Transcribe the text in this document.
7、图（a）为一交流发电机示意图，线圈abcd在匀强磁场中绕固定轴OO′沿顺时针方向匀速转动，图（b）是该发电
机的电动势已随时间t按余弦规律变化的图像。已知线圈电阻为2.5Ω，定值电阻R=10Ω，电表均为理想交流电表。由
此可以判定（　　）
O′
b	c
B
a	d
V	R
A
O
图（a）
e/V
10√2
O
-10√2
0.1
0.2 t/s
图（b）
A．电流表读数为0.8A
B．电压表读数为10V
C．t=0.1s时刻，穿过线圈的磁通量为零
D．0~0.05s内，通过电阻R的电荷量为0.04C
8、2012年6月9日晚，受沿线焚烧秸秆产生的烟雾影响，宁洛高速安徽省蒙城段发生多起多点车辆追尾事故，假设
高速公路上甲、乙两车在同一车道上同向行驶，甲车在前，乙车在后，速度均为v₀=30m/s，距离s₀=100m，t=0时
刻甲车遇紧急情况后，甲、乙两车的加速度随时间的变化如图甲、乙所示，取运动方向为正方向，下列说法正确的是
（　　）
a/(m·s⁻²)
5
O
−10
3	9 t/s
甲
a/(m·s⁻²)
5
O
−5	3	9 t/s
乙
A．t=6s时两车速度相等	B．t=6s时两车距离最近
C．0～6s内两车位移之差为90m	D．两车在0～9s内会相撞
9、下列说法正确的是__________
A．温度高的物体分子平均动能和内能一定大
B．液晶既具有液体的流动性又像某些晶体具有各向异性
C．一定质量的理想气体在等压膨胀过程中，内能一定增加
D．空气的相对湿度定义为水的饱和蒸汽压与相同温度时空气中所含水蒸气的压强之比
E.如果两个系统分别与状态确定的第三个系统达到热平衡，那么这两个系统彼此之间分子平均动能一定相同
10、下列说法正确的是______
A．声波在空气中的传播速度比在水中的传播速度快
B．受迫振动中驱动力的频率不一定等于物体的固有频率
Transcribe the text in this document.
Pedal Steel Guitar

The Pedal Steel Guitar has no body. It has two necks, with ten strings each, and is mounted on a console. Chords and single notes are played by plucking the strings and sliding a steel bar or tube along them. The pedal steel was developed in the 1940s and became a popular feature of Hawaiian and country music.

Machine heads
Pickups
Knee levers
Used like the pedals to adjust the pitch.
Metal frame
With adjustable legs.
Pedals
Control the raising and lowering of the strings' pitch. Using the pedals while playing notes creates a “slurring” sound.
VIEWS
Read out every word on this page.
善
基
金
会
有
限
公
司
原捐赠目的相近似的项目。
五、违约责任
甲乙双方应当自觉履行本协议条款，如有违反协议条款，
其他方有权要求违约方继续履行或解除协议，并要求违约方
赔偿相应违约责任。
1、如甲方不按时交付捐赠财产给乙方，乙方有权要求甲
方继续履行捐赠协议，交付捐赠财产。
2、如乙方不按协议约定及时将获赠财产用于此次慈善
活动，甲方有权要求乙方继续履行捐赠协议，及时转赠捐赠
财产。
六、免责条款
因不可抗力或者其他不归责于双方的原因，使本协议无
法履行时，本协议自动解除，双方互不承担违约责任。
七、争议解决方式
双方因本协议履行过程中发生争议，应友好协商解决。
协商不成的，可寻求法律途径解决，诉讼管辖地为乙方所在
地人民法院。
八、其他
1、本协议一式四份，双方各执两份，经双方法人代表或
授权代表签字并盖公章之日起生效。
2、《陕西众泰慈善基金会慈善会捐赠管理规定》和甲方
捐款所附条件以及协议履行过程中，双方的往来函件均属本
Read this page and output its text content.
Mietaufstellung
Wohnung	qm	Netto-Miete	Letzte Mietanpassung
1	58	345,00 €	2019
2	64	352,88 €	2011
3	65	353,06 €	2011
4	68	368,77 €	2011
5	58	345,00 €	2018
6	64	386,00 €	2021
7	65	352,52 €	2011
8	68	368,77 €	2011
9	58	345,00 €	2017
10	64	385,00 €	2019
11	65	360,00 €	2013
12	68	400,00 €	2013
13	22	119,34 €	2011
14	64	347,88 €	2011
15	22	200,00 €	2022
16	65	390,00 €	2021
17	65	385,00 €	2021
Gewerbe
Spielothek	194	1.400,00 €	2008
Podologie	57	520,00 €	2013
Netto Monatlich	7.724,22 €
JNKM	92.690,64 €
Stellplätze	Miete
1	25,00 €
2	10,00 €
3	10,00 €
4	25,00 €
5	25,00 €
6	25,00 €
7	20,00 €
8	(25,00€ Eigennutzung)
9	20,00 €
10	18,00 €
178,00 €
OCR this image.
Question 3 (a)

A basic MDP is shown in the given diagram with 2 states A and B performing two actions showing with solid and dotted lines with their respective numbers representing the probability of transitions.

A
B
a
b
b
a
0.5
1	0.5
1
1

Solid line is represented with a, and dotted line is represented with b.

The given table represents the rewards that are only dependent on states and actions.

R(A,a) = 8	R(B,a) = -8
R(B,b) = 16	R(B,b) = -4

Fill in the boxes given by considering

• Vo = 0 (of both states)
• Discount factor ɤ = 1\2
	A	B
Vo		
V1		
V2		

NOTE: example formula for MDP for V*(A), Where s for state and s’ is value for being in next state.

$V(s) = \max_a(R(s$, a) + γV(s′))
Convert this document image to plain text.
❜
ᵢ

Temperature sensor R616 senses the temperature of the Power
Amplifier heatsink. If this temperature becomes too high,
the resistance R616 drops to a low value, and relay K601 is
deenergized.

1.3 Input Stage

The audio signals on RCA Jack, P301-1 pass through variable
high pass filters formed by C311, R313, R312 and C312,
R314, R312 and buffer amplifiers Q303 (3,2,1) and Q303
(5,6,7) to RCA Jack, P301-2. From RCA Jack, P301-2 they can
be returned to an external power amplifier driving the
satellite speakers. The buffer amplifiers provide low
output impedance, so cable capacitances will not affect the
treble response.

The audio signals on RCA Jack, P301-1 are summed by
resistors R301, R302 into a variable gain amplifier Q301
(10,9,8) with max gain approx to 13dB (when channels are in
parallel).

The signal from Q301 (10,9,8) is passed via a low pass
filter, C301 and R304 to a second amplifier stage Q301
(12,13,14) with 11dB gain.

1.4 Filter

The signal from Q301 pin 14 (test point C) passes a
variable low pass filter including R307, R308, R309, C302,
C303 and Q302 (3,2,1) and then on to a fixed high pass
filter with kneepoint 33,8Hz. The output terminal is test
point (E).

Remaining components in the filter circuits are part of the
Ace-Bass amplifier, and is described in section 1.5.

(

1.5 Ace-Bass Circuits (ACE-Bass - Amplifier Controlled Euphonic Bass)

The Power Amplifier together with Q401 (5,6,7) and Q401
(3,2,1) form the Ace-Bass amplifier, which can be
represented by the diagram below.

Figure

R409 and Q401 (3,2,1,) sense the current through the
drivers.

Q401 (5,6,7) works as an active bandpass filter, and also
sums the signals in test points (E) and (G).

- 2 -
__________
Faithfully copy every entry, leaving nothing out.

● Full solution
Transcribe the text in this document.
7、图（a）为一交流发电机示意图，线圈abcd在匀强磁场中绕固定轴OO′沿顺时针方向匀速转动，图（b）是该发电
机的电动势已随时间t按余弦规律变化的图像。已知线圈电阻为2.5Ω，定值电阻R=10Ω，电表均为理想交流电表。由
此可以判定（　　）
O′
b	c
B
a	d
V	R
A
O
图（a）
e/V
10√2
O
-10√2
0.1
0.2 t/s
图（b）
A．电流表读数为0.8A
B．电压表读数为10V
C．t=0.1s时刻，穿过线圈的磁通量为零
D．0~0.05s内，通过电阻R的电荷量为0.04C
8、2012年6月9日晚，受沿线焚烧秸秆产生的烟雾影响，宁洛高速安徽省蒙城段发生多起多点车辆追尾事故，假设
高速公路上甲、乙两车在同一车道上同向行驶，甲车在前，乙车在后，速度均为v₀=30m/s，距离s₀=100m，t=0时
刻甲车遇紧急情况后，甲、乙两车的加速度随时间的变化如图甲、乙所示，取运动方向为正方向，下列说法正确的是
（　　）
a/(m·s⁻²)
5
O
−10
3	9 t/s
甲
a/(m·s⁻²)
5
O
−5	3	9 t/s
乙
A．t=6s时两车速度相等	B．t=6s时两车距离最近
C．0～6s内两车位移之差为90m	D．两车在0～9s内会相撞
9、下列说法正确的是__________
A．温度高的物体分子平均动能和内能一定大
B．液晶既具有液体的流动性又像某些晶体具有各向异性
C．一定质量的理想气体在等压膨胀过程中，内能一定增加
D．空气的相对湿度定义为水的饱和蒸汽压与相同温度时空气中所含水蒸气的压强之比
E.如果两个系统分别与状态确定的第三个系统达到热平衡，那么这两个系统彼此之间分子平均动能一定相同
10、下列说法正确的是______
A．声波在空气中的传播速度比在水中的传播速度快
B．受迫振动中驱动力的频率不一定等于物体的固有频率
Transcribe the text in this document.
Pedal Steel Guitar

The Pedal Steel Guitar has no body. It has two necks, with ten strings each, and is mounted on a console. Chords and single notes are played by plucking the strings and sliding a steel bar or tube along them. The pedal steel was developed in the 1940s and became a popular feature of Hawaiian and country music.

Machine heads
Pickups
Knee levers
Used like the pedals to adjust the pitch.
Metal frame
With adjustable legs.
Pedals
Control the raising and lowering of the strings' pitch. Using the pedals while playing notes creates a “slurring” sound.
VIEWS
Read out every word on this page.
善
基
金
会
有
限
公
司
原捐赠目的相近似的项目。
五、违约责任
甲乙双方应当自觉履行本协议条款，如有违反协议条款，
其他方有权要求违约方继续履行或解除协议，并要求违约方
赔偿相应违约责任。
1、如甲方不按时交付捐赠财产给乙方，乙方有权要求甲
方继续履行捐赠协议，交付捐赠财产。
2、如乙方不按协议约定及时将获赠财产用于此次慈善
活动，甲方有权要求乙方继续履行捐赠协议，及时转赠捐赠
财产。
六、免责条款
因不可抗力或者其他不归责于双方的原因，使本协议无
法履行时，本协议自动解除，双方互不承担违约责任。
七、争议解决方式
双方因本协议履行过程中发生争议，应友好协商解决。
协商不成的，可寻求法律途径解决，诉讼管辖地为乙方所在
地人民法院。
八、其他
1、本协议一式四份，双方各执两份，经双方法人代表或
授权代表签字并盖公章之日起生效。
2、《陕西众泰慈善基金会慈善会捐赠管理规定》和甲方
捐款所附条件以及协议履行过程中，双方的往来函件均属本
Read this page and output its text content.
Mietaufstellung
Wohnung	qm	Netto-Miete	Letzte Mietanpassung
1	58	345,00 €	2019
2	64	352,88 €	2011
3	65	353,06 €	2011
4	68	368,77 €	2011
5	58	345,00 €	2018
6	64	386,00 €	2021
7	65	352,52 €	2011
8	68	368,77 €	2011
9	58	345,00 €	2017
10	64	385,00 €	2019
11	65	360,00 €	2013
12	68	400,00 €	2013
13	22	119,34 €	2011
14	64	347,88 €	2011
15	22	200,00 €	2022
16	65	390,00 €	2021
17	65	385,00 €	2021
Gewerbe
Spielothek	194	1.400,00 €	2008
Podologie	57	520,00 €	2013
Netto Monatlich	7.724,22 €
JNKM	92.690,64 €
Stellplätze	Miete
1	25,00 €
2	10,00 €
3	10,00 €
4	25,00 €
5	25,00 €
6	25,00 €
7	20,00 €
8	(25,00€ Eigennutzung)
9	20,00 €
10	18,00 €
178,00 €
OCR this image.
Question 3 (a)

A basic MDP is shown in the given diagram with 2 states A and B performing two actions showing with solid and dotted lines with their respective numbers representing the probability of transitions.

A
B
a
b
b
a
0.5
1	0.5
1
1

Solid line is represented with a, and dotted line is represented with b.

The given table represents the rewards that are only dependent on states and actions.

R(A,a) = 8	R(B,a) = -8
R(B,b) = 16	R(B,b) = -4

Fill in the boxes given by considering

• Vo = 0 (of both states)
• Discount factor ɤ = 1\2
	A	B
Vo		
V1		
V2		

NOTE: example formula for MDP for V*(A), Where s for state and s’ is value for being in next state.

$V(s) = \max_a(R(s$, a) + γV(s′))
Convert this document image to plain text.
❜
ᵢ

Temperature sensor R616 senses the temperature of the Power
Amplifier heatsink. If this temperature becomes too high,
the resistance R616 drops to a low value, and relay K601 is
deenergized.

1.3 Input Stage

The audio signals on RCA Jack, P301-1 pass through variable
high pass filters formed by C311, R313, R312 and C312,
R314, R312 and buffer amplifiers Q303 (3,2,1) and Q303
(5,6,7) to RCA Jack, P301-2. From RCA Jack, P301-2 they can
be returned to an external power amplifier driving the
satellite speakers. The buffer amplifiers provide low
output impedance, so cable capacitances will not affect the
treble response.

The audio signals on RCA Jack, P301-1 are summed by
resistors R301, R302 into a variable gain amplifier Q301
(10,9,8) with max gain approx to 13dB (when channels are in
parallel).

The signal from Q301 (10,9,8) is passed via a low pass
filter, C301 and R304 to a second amplifier stage Q301
(12,13,14) with 11dB gain.

1.4 Filter

The signal from Q301 pin 14 (test point C) passes a
variable low pass filter including R307, R308, R309, C302,
C303 and Q302 (3,2,1) and then on to a fixed high pass
filter with kneepoint 33,8Hz. The output terminal is test
point (E).

Remaining components in the filter circuits are part of the
Ace-Bass amplifier, and is described in section 1.5.

(

1.5 Ace-Bass Circuits (ACE-Bass - Amplifier Controlled Euphonic Bass)

The Power Amplifier together with Q401 (5,6,7) and Q401
(3,2,1) form the Ace-Bass amplifier, which can be
represented by the diagram below.

Figure

R409 and Q401 (3,2,1,) sense the current through the
drivers.

Q401 (5,6,7) works as an active bandpass filter, and also
sums the signals in test points (E) and (G).

- 2 -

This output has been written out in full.